:: EXCERPT TO READ ::

# Solid or Screened Bottom Board



## laketrout (Mar 5, 2013)

Is this a seasonal thing , solid for winter less cold air getting in and screened for summer more air flow , or other reasons .


----------



## signalten (Feb 27, 2011)

No, it is year round. I have both solid and screened bottom boards. Some SBB's are closed, some are open during the winter. In the summer they are always open. Which is better, solid or screened. Your guess is good as mine.


----------



## xcugat (Mar 4, 2008)

Solid


----------



## Rader Sidetrack (Nov 30, 2011)

I make my own bottom boards, but they are similar to Country Rubes boards. 
http://store.countryrubes.com/screenedbottomboard-unfinished.aspx

There is a tray or stickyboard that fits under the screen. On my boards, that tray is sitting on a solid bottom. The only opening is where the tray can slide out, and I will generally have that opening blocked with a board.

So I have a screened bottom board, but it is not open to the exterior and not used for ventilation.


----------



## laketrout (Mar 5, 2013)

Don't understand wouldn't the screen let in way to much cold air in the winter and the solid would be way to hot in the summer.


----------



## gmcharlie (May 9, 2009)

laketrout said:


> Don't understand wouldn't the screen let in way to much cold air in the winter and the solid would be way to hot in the summer.


You would think, but it appears not. Vanelsdorp just published some info on hive survivibility, and it showed no staatisical differnces between screened and solids..... I personaly think there is a glitch in the data in that maybe not as many in the north use SBB. ( I don't know) I can tell you in my experince queens don't like to lay next to a SBB. I think its harder for the brood to maintain temp and humidity. but I have no data. I can tell you that mite counts are virtually the same in solid or screened in my yards. That said, I am weeding out the screens, but not in panic mode


----------



## cg3 (Jan 16, 2011)

The tray in my SBBs are slid in 90% in winter, just to keep out gusts. Open 10% for ventilation. I don't worry about the cold, only damp.


----------



## snl (Nov 20, 2009)

All my new bottom boards will be solids .... more brood in a solid.


----------



## Andrew Dewey (Aug 23, 2005)

I think screened boards were something of a fad; from what I can observe use of them is falling off quickly.

(Item position entries)
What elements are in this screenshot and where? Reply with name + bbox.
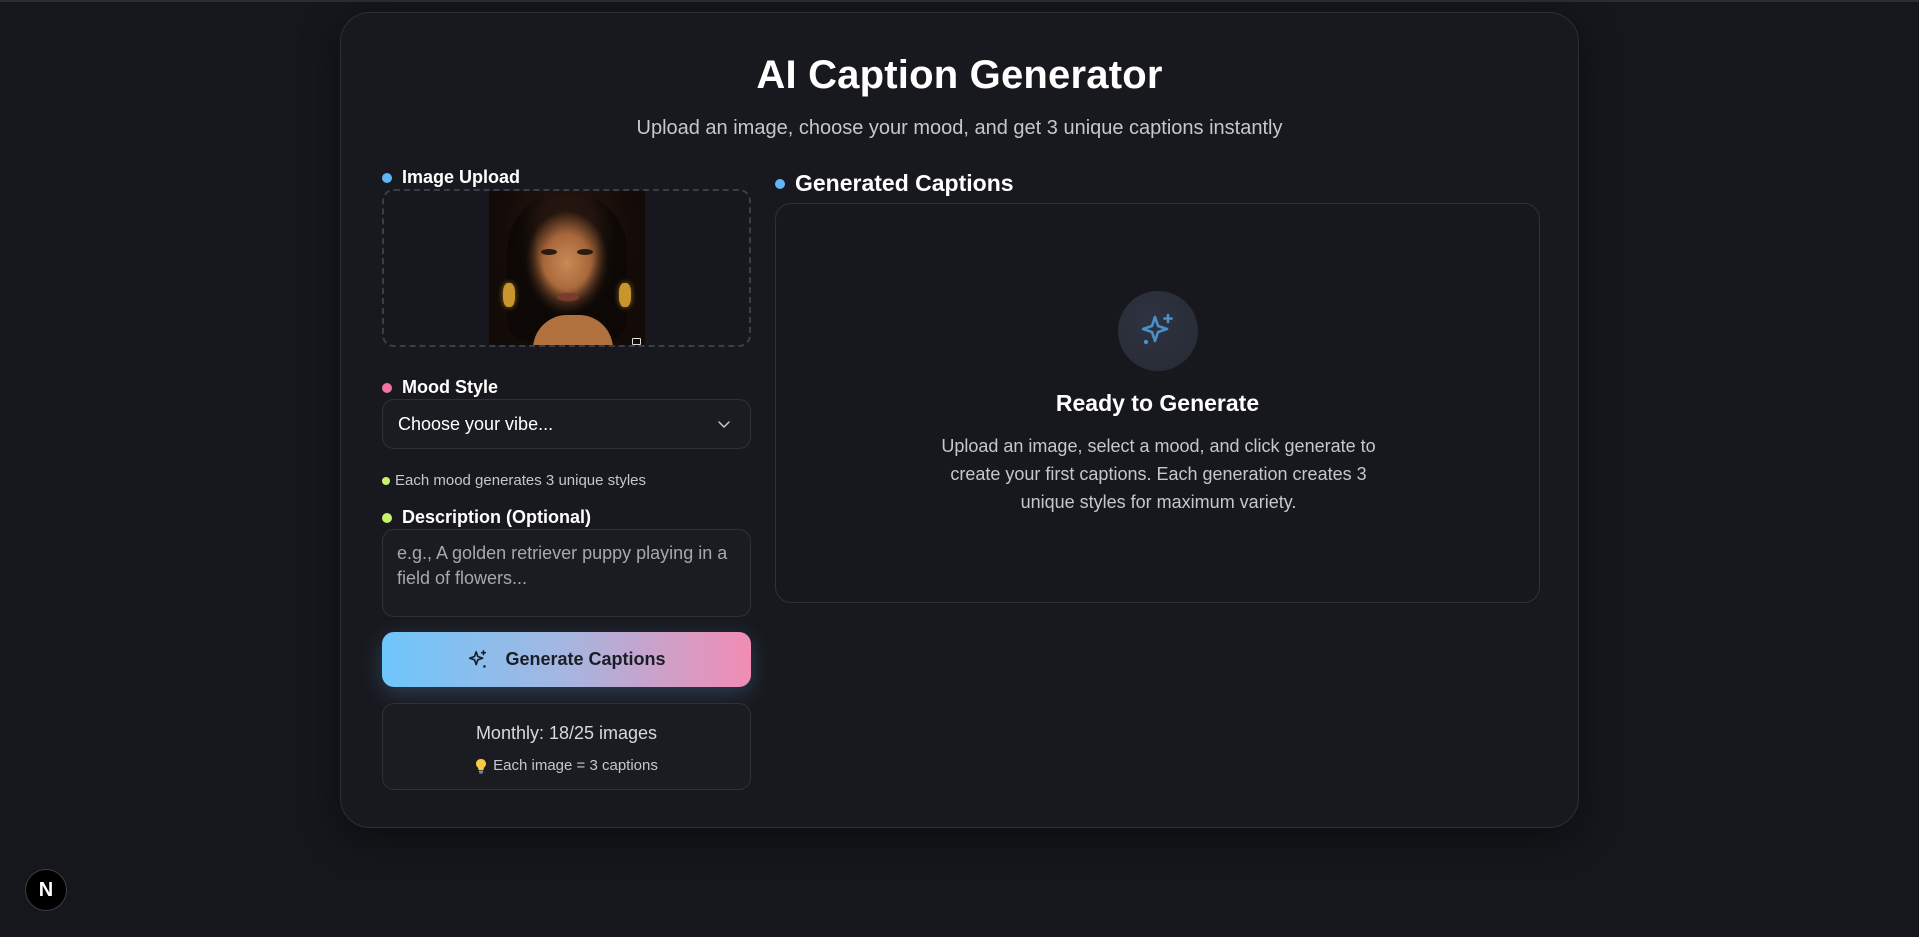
- generated-captions-label-text: Generated Captions: [795, 170, 1014, 196]
- sparkles-icon: [469, 649, 487, 668]
- usage-quota-panel: Monthly: 18/25 images Each image = 3 cap…: [382, 703, 751, 790]
- generate-captions-button[interactable]: Generate Captions: [382, 632, 751, 687]
- mood-style-label: Mood Style: [382, 377, 498, 398]
- blue-dot-icon: [382, 172, 392, 183]
- ready-description: Upload an image, select a mood, and clic…: [941, 436, 1376, 512]
- lightbulb-icon: [476, 758, 487, 773]
- green-dot-icon: [382, 476, 390, 485]
- quota-tip-text: Each image = 3 captions: [493, 757, 658, 774]
- nextjs-devtools-button[interactable]: N: [25, 869, 67, 911]
- captions-output-panel: Ready to Generate Upload an image, selec…: [775, 203, 1540, 603]
- image-badge-icon: [632, 338, 641, 345]
- ready-title: Ready to Generate: [1055, 390, 1260, 416]
- ready-icon-circle: [1118, 291, 1198, 371]
- nextjs-logo-letter: N: [38, 878, 54, 901]
- uploaded-image-preview: [489, 191, 645, 345]
- sparkles-icon: [1141, 313, 1173, 345]
- top-border: [0, 0, 1919, 2]
- generate-captions-label: Generate Captions: [505, 649, 666, 669]
- quota-tip: Each image = 3 captions: [383, 757, 750, 774]
- image-upload-label-text: Image Upload: [402, 167, 521, 187]
- description-label: Description (Optional): [382, 507, 591, 528]
- mood-style-label-text: Mood Style: [402, 377, 499, 397]
- mood-hint: Each mood generates 3 unique styles: [382, 472, 646, 489]
- blue-dot-icon: [775, 178, 785, 189]
- page-title: AI Caption Generator: [756, 53, 1163, 97]
- image-upload-label: Image Upload: [382, 167, 520, 188]
- generated-captions-label: Generated Captions: [775, 170, 1014, 197]
- description-label-text: Description (Optional): [402, 507, 591, 527]
- page-subtitle: Upload an image, choose your mood, and g…: [636, 117, 1283, 139]
- green-dot-icon: [382, 512, 392, 523]
- image-upload-dropzone[interactable]: [382, 189, 751, 347]
- mood-select[interactable]: Choose your vibe...: [382, 399, 751, 449]
- pink-dot-icon: [382, 382, 392, 393]
- description-input[interactable]: [382, 529, 751, 617]
- generator-card: AI Caption Generator Upload an image, ch…: [340, 12, 1579, 828]
- monthly-usage: Monthly: 18/25 images: [475, 723, 658, 743]
- mood-select-value: Choose your vibe...: [398, 413, 554, 434]
- mood-hint-text: Each mood generates 3 unique styles: [395, 472, 646, 489]
- chevron-down-icon: [718, 421, 730, 428]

:: REQUIRED TASKS ::
A: Copy the passage of the bottom board thread that opens with the words "Is this a seasonal" and closes with "(Feb 27, 2011)".
B: Render the part of the listing that opens with the line containing "- generated-captions-label-text: Generated" and closes with the line containing "- image-upload-label: Image" as a JSON list of strings, with one string per line and blank lines left out.
The bottom board thread and the listing were taken from separate sources.

:: ANSWERS FOR THIS EXERCISE ::
A:
Is this a seasonal thing , solid for winter less cold air getting in and screened for summer more air flow , or other reasons .


----------



## signalten (Feb 27, 2011)

B:
[
  "- generated-captions-label-text: Generated Captions: [795, 170, 1014, 196]",
  "- sparkles-icon: [469, 649, 487, 668]",
  "- usage-quota-panel: Monthly: 18/25 images Each image = 3 cap…: [382, 703, 751, 790]",
  "- generate-captions-button[interactable]: Generate Captions: [382, 632, 751, 687]",
  "- mood-style-label: Mood Style: [382, 377, 498, 398]",
  "- blue-dot-icon: [382, 172, 392, 183]",
  "- ready-description: Upload an image, select a mood, and clic…: [941, 436, 1376, 512]",
  "- lightbulb-icon: [476, 758, 487, 773]",
  "- green-dot-icon: [382, 476, 390, 485]",
  "- quota-tip-text: Each image = 3 captions: [493, 757, 658, 774]",
  "- nextjs-devtools-button[interactable]: N: [25, 869, 67, 911]",
  "- captions-output-panel: Ready to Generate Upload an image, selec…: [775, 203, 1540, 603]",
  "- image-badge-icon: [632, 338, 641, 345]",
  "- ready-title: Ready to Generate: [1055, 390, 1260, 416]",
  "- ready-icon-circle: [1118, 291, 1198, 371]",
  "- nextjs-logo-letter: N: [38, 878, 54, 901]",
  "- uploaded-image-preview: [489, 191, 645, 345]",
  "- sparkles-icon: [1141, 313, 1173, 345]",
  "- top-border: [0, 0, 1919, 2]",
  "- generate-captions-label: Generate Captions: [505, 649, 666, 669]",
  "- quota-tip: Each image = 3 captions: [383, 757, 750, 774]",
  "- image-upload-label-text: Image Upload: [402, 167, 521, 187]",
  "- description-label: Description (Optional): [382, 507, 591, 528]",
  "- mood-style-label-text: Mood Style: [402, 377, 499, 397]",
  "- mood-hint: Each mood generates 3 unique styles: [382, 472, 646, 489]",
  "- blue-dot-icon: [775, 178, 785, 189]",
  "- page-title: AI Caption Generator: [756, 53, 1163, 97]",
  "- image-upload-label: Image Upload: [382, 167, 520, 188]"
]